Written request:
Go through the data below. Pull out every line that has the word "input".

Records shown:
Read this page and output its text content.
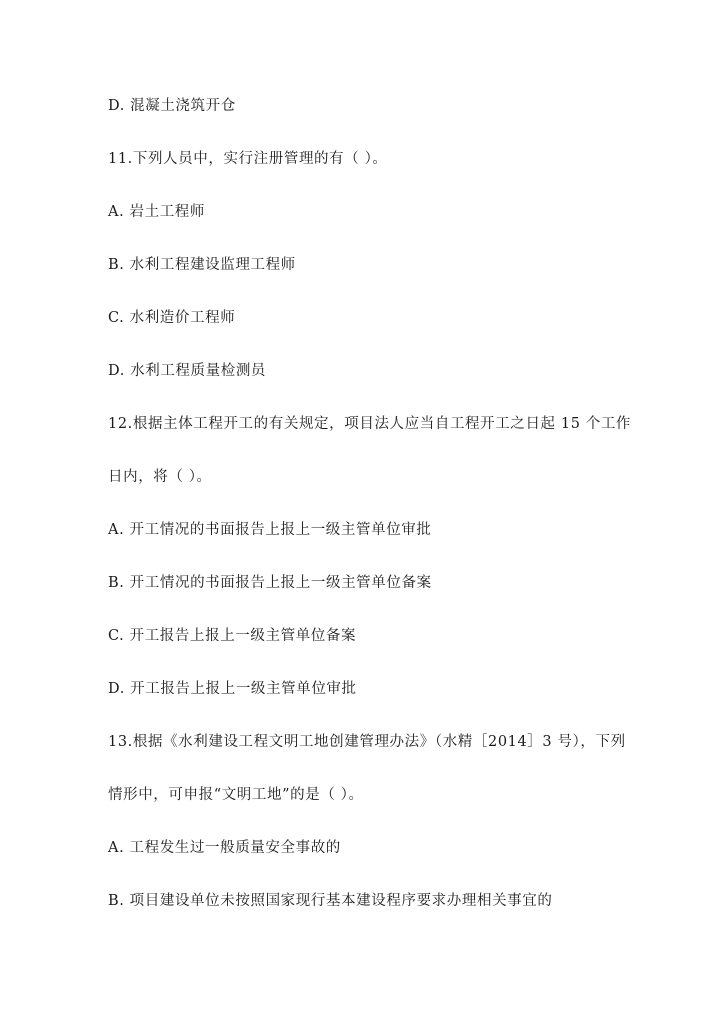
D. 混凝土浇筑开仓
11.下列人员中，实行注册管理的有（ ）。
A. 岩土工程师
B. 水利工程建设监理工程师
C. 水利造价工程师
D. 水利工程质量检测员
12.根据主体工程开工的有关规定，项目法人应当自工程开工之日起 15 个工作
日内，将（ ）。
A. 开工情况的书面报告上报上一级主管单位审批
B. 开工情况的书面报告上报上一级主管单位备案
C. 开工报告上报上一级主管单位备案
D. 开工报告上报上一级主管单位审批
13.根据《水利建设工程文明工地创建管理办法》（水精［2014］3 号），下列
情形中，可申报“文明工地”的是（ ）。
A. 工程发生过一般质量安全事故的
B. 项目建设单位未按照国家现行基本建设程序要求办理相关事宜的
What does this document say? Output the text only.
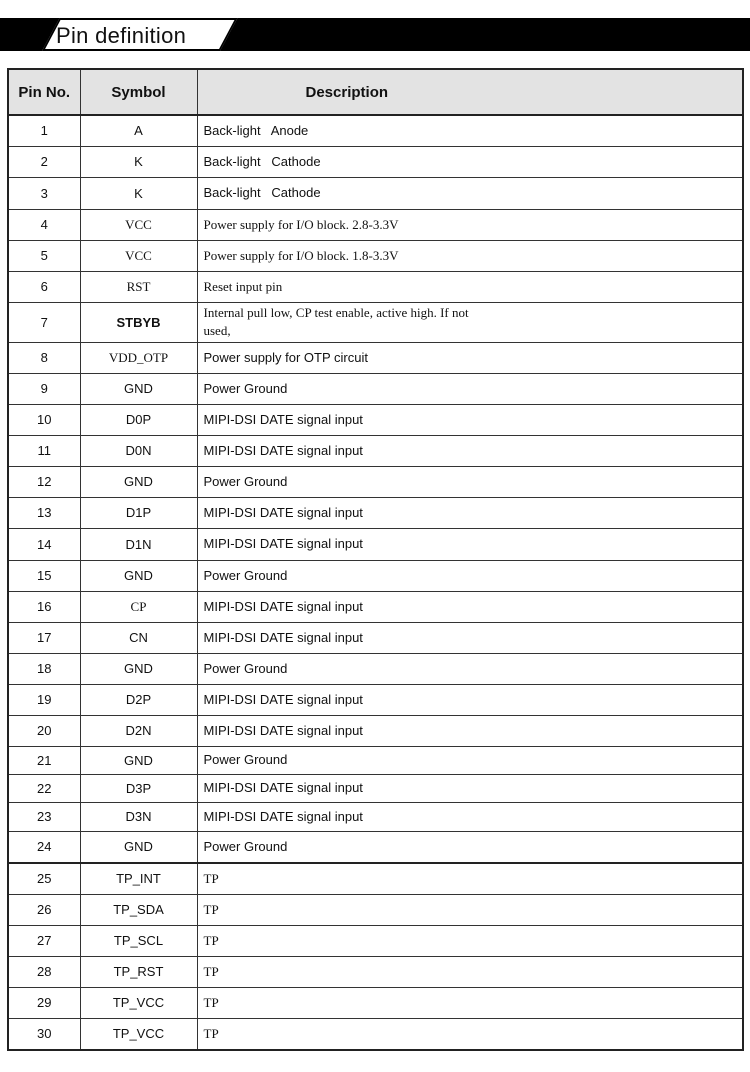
Pin definition
Pin No.	Symbol	Description
1	A	Back-light   Anode
2	K	Back-light   Cathode
3	K	Back-light   Cathode
4	VCC	Power supply for I/O block. 2.8-3.3V
5	VCC	Power supply for I/O block. 1.8-3.3V
6	RST	Reset input pin
7	STBYB	Internal pull low, CP test enable, active high. If not used,
8	VDD_OTP	Power supply for OTP circuit
9	GND	Power Ground
10	D0P	MIPI-DSI DATE signal input
11	D0N	MIPI-DSI DATE signal input
12	GND	Power Ground
13	D1P	MIPI-DSI DATE signal input
14	D1N	MIPI-DSI DATE signal input
15	GND	Power Ground
16	CP	MIPI-DSI DATE signal input
17	CN	MIPI-DSI DATE signal input
18	GND	Power Ground
19	D2P	MIPI-DSI DATE signal input
20	D2N	MIPI-DSI DATE signal input
21	GND	Power Ground
22	D3P	MIPI-DSI DATE signal input
23	D3N	MIPI-DSI DATE signal input
24	GND	Power Ground
25	TP_INT	TP
26	TP_SDA	TP
27	TP_SCL	TP
28	TP_RST	TP
29	TP_VCC	TP
30	TP_VCC	TP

Worked solution:
6	RST	Reset input pin
10	D0P	MIPI-DSI DATE signal input
11	D0N	MIPI-DSI DATE signal input
13	D1P	MIPI-DSI DATE signal input
14	D1N	MIPI-DSI DATE signal input
16	CP	MIPI-DSI DATE signal input
17	CN	MIPI-DSI DATE signal input
19	D2P	MIPI-DSI DATE signal input
20	D2N	MIPI-DSI DATE signal input
22	D3P	MIPI-DSI DATE signal input
23	D3N	MIPI-DSI DATE signal input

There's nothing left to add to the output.